## Dataset rows
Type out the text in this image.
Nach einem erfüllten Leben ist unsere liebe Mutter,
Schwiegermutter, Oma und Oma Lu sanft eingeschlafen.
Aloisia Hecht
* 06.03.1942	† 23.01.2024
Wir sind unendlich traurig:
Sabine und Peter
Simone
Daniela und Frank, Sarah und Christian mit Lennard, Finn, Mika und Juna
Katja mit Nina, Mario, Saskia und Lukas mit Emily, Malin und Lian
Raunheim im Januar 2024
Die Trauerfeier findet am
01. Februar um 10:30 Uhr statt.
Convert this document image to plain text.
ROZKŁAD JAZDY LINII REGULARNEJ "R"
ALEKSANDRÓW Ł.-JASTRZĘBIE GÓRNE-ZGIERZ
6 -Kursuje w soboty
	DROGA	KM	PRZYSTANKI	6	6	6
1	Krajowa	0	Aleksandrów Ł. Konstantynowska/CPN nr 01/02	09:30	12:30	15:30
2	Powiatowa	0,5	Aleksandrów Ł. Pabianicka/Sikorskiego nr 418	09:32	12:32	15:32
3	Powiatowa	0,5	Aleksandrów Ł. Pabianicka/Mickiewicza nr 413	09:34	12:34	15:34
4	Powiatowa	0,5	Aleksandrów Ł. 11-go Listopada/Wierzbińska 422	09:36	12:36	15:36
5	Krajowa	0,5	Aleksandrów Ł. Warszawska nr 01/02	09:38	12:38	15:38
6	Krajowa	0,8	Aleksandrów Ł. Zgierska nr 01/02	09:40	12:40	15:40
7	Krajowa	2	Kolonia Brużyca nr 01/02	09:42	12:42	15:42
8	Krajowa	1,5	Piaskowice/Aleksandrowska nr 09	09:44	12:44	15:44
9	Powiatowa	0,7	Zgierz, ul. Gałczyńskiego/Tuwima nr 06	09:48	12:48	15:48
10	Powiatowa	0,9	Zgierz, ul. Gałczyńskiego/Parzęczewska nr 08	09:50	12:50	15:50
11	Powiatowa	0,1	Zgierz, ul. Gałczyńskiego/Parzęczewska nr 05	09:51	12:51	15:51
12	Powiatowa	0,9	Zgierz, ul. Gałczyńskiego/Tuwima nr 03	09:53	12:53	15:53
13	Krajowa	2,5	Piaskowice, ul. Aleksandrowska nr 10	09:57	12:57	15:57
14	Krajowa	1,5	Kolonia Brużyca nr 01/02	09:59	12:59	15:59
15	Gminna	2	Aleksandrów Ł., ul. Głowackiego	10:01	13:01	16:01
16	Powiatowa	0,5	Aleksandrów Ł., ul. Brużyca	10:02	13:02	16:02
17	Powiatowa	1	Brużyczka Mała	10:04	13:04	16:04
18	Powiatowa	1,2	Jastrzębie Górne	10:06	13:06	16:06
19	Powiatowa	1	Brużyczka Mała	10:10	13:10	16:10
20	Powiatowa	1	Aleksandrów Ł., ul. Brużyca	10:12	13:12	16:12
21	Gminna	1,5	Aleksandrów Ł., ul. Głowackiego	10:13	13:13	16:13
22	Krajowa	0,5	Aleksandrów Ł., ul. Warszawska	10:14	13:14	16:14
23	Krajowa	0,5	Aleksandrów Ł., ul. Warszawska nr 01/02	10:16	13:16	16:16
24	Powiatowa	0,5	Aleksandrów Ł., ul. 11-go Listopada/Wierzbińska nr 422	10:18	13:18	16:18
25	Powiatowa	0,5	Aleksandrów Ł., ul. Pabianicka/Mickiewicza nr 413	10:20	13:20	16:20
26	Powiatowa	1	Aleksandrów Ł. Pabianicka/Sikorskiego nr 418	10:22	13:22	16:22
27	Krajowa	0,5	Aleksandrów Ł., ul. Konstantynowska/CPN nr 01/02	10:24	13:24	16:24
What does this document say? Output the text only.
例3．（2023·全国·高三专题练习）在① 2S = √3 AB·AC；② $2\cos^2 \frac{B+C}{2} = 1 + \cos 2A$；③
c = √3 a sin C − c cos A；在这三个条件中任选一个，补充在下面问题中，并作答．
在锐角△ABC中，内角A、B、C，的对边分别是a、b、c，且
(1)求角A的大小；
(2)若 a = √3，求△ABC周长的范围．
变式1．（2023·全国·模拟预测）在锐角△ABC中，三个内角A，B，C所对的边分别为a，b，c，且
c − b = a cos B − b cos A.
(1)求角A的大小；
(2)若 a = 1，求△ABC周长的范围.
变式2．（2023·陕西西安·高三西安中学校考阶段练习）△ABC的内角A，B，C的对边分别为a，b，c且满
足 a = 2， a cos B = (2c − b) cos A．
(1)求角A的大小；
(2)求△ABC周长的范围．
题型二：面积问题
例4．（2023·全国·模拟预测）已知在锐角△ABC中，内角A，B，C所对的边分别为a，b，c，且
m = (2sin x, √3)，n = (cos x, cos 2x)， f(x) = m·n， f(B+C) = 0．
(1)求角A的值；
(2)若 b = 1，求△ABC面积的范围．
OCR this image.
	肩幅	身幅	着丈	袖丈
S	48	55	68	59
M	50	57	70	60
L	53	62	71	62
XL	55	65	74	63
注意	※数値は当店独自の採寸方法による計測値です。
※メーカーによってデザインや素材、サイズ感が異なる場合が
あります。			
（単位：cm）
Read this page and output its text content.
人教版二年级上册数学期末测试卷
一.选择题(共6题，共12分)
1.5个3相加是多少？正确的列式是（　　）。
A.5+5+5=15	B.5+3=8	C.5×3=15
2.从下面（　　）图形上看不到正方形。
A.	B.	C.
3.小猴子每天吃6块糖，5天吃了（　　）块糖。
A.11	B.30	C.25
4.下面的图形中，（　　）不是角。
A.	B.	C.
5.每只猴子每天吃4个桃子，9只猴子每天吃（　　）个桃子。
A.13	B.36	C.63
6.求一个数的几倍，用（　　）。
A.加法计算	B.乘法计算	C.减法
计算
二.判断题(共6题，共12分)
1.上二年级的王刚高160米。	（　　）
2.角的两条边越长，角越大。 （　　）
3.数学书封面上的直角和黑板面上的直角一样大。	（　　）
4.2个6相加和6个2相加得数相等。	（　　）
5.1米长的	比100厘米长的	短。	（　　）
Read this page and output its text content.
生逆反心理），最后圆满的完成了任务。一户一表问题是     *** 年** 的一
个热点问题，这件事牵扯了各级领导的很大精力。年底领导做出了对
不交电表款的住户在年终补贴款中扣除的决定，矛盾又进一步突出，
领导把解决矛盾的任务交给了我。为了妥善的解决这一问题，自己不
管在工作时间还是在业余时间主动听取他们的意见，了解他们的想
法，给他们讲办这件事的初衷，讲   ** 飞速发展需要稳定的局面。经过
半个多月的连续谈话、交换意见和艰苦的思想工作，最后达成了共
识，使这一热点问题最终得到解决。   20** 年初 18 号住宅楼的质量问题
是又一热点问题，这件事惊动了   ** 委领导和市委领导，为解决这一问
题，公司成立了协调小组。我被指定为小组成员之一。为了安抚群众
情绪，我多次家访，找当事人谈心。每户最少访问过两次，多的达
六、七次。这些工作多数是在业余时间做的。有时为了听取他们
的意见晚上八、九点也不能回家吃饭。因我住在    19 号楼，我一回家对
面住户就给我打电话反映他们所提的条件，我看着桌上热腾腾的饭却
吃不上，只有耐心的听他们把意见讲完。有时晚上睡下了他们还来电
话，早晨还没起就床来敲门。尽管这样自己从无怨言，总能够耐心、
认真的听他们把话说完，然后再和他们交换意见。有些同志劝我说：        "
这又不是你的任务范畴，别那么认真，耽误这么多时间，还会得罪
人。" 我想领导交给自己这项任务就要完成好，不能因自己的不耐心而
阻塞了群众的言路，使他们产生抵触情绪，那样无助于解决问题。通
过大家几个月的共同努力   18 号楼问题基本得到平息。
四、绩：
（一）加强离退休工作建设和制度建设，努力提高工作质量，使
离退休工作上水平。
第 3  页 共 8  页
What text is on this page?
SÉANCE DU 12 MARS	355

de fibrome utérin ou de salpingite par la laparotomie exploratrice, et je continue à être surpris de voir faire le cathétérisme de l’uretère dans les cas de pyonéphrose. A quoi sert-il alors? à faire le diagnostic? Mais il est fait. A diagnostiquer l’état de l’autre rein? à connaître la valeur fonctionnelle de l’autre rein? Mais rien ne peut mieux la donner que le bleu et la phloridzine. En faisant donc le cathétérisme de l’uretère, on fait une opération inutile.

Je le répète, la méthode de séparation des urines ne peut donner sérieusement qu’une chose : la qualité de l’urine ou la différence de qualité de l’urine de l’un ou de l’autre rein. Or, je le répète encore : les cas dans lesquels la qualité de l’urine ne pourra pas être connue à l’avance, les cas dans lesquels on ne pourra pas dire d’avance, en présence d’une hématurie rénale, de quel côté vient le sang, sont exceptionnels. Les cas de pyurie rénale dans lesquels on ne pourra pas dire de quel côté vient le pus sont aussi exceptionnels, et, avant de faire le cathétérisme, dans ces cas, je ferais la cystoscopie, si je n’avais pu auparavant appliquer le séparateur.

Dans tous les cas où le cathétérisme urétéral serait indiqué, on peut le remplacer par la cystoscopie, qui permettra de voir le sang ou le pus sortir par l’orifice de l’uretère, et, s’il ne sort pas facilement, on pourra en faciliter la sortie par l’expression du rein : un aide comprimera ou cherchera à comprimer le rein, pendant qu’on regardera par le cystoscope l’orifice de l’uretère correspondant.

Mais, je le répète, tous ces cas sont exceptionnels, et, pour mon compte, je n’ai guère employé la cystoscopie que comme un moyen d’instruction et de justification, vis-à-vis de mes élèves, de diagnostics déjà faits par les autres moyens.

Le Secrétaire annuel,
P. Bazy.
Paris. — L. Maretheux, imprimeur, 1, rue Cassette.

## What the task asks
How many of the lines above include the word "Mickiewicza"? Respond with the number alone.

## Response to the exercise
2